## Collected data
· · · ·

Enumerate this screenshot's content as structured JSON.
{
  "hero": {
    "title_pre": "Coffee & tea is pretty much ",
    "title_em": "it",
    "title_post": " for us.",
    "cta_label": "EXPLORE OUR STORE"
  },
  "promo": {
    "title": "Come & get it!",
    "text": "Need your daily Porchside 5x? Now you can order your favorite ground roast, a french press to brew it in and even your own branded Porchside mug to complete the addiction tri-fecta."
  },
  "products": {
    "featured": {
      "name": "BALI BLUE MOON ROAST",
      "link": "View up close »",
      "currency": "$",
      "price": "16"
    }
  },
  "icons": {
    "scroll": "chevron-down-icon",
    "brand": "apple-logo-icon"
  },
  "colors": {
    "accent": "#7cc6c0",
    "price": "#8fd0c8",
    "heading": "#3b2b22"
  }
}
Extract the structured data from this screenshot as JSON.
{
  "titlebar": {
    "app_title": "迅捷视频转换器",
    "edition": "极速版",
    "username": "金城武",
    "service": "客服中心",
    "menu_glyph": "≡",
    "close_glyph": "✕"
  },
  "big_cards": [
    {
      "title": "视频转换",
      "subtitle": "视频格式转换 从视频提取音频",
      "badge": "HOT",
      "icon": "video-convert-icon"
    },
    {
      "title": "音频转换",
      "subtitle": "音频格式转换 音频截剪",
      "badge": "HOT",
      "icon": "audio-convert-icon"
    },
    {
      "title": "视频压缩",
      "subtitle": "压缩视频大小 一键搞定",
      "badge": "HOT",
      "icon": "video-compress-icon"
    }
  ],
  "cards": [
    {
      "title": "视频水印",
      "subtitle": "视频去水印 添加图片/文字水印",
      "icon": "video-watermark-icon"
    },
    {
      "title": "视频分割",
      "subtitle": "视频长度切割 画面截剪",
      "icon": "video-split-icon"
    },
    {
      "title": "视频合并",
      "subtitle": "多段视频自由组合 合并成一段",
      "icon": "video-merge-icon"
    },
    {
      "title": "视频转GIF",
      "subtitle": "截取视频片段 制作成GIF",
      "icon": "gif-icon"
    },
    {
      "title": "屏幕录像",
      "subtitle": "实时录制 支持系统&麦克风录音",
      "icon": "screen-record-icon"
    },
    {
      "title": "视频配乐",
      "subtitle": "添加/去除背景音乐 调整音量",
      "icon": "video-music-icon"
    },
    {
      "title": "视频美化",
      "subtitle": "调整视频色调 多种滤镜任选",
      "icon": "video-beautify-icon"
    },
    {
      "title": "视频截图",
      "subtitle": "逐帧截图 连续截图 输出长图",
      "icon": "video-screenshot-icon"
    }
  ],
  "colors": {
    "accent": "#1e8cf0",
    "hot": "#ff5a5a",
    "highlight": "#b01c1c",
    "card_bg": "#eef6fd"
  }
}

· · · ·

## TASK PROMPT
Copy, character for character, the lines from the line that holds "Extract the structured" through the final line of the records above.

## TASK RESPONSE
Extract the structured data from this screenshot as JSON.
{
  "titlebar": {
    "app_title": "迅捷视频转换器",
    "edition": "极速版",
    "username": "金城武",
    "service": "客服中心",
    "menu_glyph": "≡",
    "close_glyph": "✕"
  },
  "big_cards": [
    {
      "title": "视频转换",
      "subtitle": "视频格式转换 从视频提取音频",
      "badge": "HOT",
      "icon": "video-convert-icon"
    },
    {
      "title": "音频转换",
      "subtitle": "音频格式转换 音频截剪",
      "badge": "HOT",
      "icon": "audio-convert-icon"
    },
    {
      "title": "视频压缩",
      "subtitle": "压缩视频大小 一键搞定",
      "badge": "HOT",
      "icon": "video-compress-icon"
    }
  ],
  "cards": [
    {
      "title": "视频水印",
      "subtitle": "视频去水印 添加图片/文字水印",
      "icon": "video-watermark-icon"
    },
    {
      "title": "视频分割",
      "subtitle": "视频长度切割 画面截剪",
      "icon": "video-split-icon"
    },
    {
      "title": "视频合并",
      "subtitle": "多段视频自由组合 合并成一段",
      "icon": "video-merge-icon"
    },
    {
      "title": "视频转GIF",
      "subtitle": "截取视频片段 制作成GIF",
      "icon": "gif-icon"
    },
    {
      "title": "屏幕录像",
      "subtitle": "实时录制 支持系统&麦克风录音",
      "icon": "screen-record-icon"
    },
    {
      "title": "视频配乐",
      "subtitle": "添加/去除背景音乐 调整音量",
      "icon": "video-music-icon"
    },
    {
      "title": "视频美化",
      "subtitle": "调整视频色调 多种滤镜任选",
      "icon": "video-beautify-icon"
    },
    {
      "title": "视频截图",
      "subtitle": "逐帧截图 连续截图 输出长图",
      "icon": "video-screenshot-icon"
    }
  ],
  "colors": {
    "accent": "#1e8cf0",
    "hot": "#ff5a5a",
    "highlight": "#b01c1c",
    "card_bg": "#eef6fd"
  }
}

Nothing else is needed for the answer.